** Start of GIVEN RECORDS **

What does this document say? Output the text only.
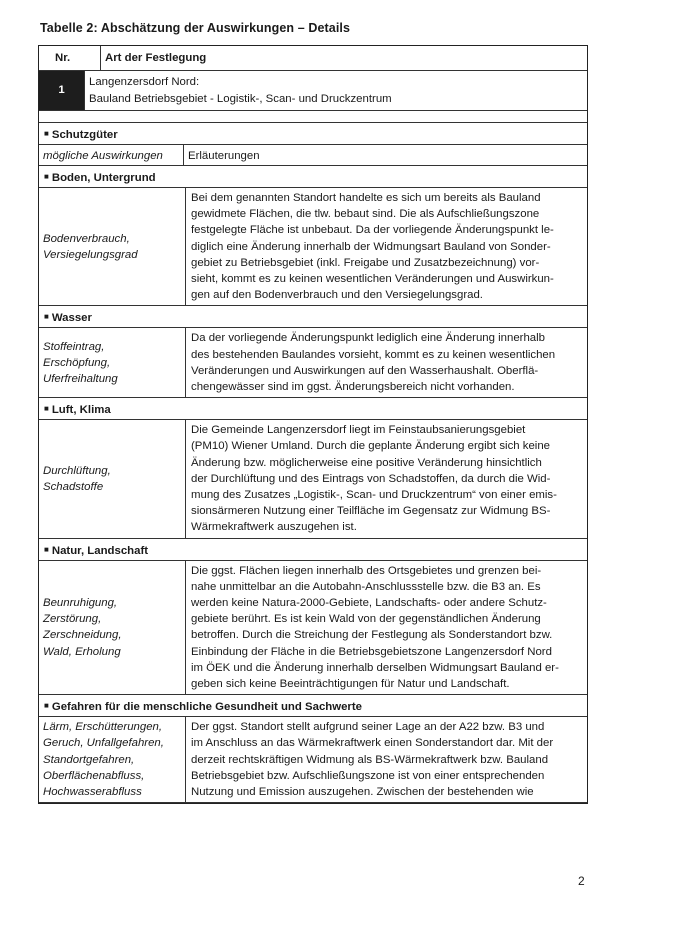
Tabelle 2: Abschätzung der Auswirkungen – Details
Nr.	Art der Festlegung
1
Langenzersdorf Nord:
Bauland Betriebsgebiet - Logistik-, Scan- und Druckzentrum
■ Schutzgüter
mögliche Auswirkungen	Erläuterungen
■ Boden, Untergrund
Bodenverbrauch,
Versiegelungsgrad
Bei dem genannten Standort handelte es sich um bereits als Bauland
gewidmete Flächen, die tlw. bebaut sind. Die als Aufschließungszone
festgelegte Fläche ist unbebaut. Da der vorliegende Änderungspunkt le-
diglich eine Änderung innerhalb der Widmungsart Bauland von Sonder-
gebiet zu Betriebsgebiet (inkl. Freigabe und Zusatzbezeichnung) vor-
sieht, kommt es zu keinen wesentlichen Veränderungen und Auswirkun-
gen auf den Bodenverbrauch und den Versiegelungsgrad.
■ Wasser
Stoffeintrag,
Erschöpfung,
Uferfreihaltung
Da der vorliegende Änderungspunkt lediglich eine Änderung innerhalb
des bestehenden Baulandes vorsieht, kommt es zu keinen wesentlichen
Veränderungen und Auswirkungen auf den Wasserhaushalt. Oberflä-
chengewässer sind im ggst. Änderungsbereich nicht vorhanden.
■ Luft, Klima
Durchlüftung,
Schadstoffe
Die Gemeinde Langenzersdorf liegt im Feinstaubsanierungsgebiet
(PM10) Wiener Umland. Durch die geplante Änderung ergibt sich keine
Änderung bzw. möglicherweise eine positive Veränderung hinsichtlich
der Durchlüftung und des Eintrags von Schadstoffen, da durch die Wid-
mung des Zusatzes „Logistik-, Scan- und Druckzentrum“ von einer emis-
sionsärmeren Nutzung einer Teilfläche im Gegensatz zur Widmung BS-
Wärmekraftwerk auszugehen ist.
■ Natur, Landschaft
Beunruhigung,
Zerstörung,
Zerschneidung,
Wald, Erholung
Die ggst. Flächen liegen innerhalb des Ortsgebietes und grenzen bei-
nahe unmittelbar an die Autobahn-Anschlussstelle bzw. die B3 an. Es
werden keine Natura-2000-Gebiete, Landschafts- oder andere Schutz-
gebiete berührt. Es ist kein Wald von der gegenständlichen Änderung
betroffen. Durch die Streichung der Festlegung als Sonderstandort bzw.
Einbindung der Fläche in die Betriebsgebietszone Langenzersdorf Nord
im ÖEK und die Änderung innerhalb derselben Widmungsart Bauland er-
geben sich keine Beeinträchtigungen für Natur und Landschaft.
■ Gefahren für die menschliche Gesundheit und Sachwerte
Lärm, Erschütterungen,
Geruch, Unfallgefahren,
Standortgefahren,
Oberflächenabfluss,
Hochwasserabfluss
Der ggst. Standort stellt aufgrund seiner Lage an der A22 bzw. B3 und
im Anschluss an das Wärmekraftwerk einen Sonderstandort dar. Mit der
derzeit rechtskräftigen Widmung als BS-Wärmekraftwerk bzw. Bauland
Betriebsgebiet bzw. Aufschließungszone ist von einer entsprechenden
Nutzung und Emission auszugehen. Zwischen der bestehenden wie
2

** End of GIVEN RECORDS **

STATED GOAL ▸
Leave the pictures out and reproduce all of the records exactly.

SOLUTION ▸
What does this document say? Output the text only.
Tabelle 2: Abschätzung der Auswirkungen – Details
Nr.	Art der Festlegung
1
Langenzersdorf Nord:
Bauland Betriebsgebiet - Logistik-, Scan- und Druckzentrum
■ Schutzgüter
mögliche Auswirkungen	Erläuterungen
■ Boden, Untergrund
Bodenverbrauch,
Versiegelungsgrad
Bei dem genannten Standort handelte es sich um bereits als Bauland
gewidmete Flächen, die tlw. bebaut sind. Die als Aufschließungszone
festgelegte Fläche ist unbebaut. Da der vorliegende Änderungspunkt le-
diglich eine Änderung innerhalb der Widmungsart Bauland von Sonder-
gebiet zu Betriebsgebiet (inkl. Freigabe und Zusatzbezeichnung) vor-
sieht, kommt es zu keinen wesentlichen Veränderungen und Auswirkun-
gen auf den Bodenverbrauch und den Versiegelungsgrad.
■ Wasser
Stoffeintrag,
Erschöpfung,
Uferfreihaltung
Da der vorliegende Änderungspunkt lediglich eine Änderung innerhalb
des bestehenden Baulandes vorsieht, kommt es zu keinen wesentlichen
Veränderungen und Auswirkungen auf den Wasserhaushalt. Oberflä-
chengewässer sind im ggst. Änderungsbereich nicht vorhanden.
■ Luft, Klima
Durchlüftung,
Schadstoffe
Die Gemeinde Langenzersdorf liegt im Feinstaubsanierungsgebiet
(PM10) Wiener Umland. Durch die geplante Änderung ergibt sich keine
Änderung bzw. möglicherweise eine positive Veränderung hinsichtlich
der Durchlüftung und des Eintrags von Schadstoffen, da durch die Wid-
mung des Zusatzes „Logistik-, Scan- und Druckzentrum“ von einer emis-
sionsärmeren Nutzung einer Teilfläche im Gegensatz zur Widmung BS-
Wärmekraftwerk auszugehen ist.
■ Natur, Landschaft
Beunruhigung,
Zerstörung,
Zerschneidung,
Wald, Erholung
Die ggst. Flächen liegen innerhalb des Ortsgebietes und grenzen bei-
nahe unmittelbar an die Autobahn-Anschlussstelle bzw. die B3 an. Es
werden keine Natura-2000-Gebiete, Landschafts- oder andere Schutz-
gebiete berührt. Es ist kein Wald von der gegenständlichen Änderung
betroffen. Durch die Streichung der Festlegung als Sonderstandort bzw.
Einbindung der Fläche in die Betriebsgebietszone Langenzersdorf Nord
im ÖEK und die Änderung innerhalb derselben Widmungsart Bauland er-
geben sich keine Beeinträchtigungen für Natur und Landschaft.
■ Gefahren für die menschliche Gesundheit und Sachwerte
Lärm, Erschütterungen,
Geruch, Unfallgefahren,
Standortgefahren,
Oberflächenabfluss,
Hochwasserabfluss
Der ggst. Standort stellt aufgrund seiner Lage an der A22 bzw. B3 und
im Anschluss an das Wärmekraftwerk einen Sonderstandort dar. Mit der
derzeit rechtskräftigen Widmung als BS-Wärmekraftwerk bzw. Bauland
Betriebsgebiet bzw. Aufschließungszone ist von einer entsprechenden
Nutzung und Emission auszugehen. Zwischen der bestehenden wie
2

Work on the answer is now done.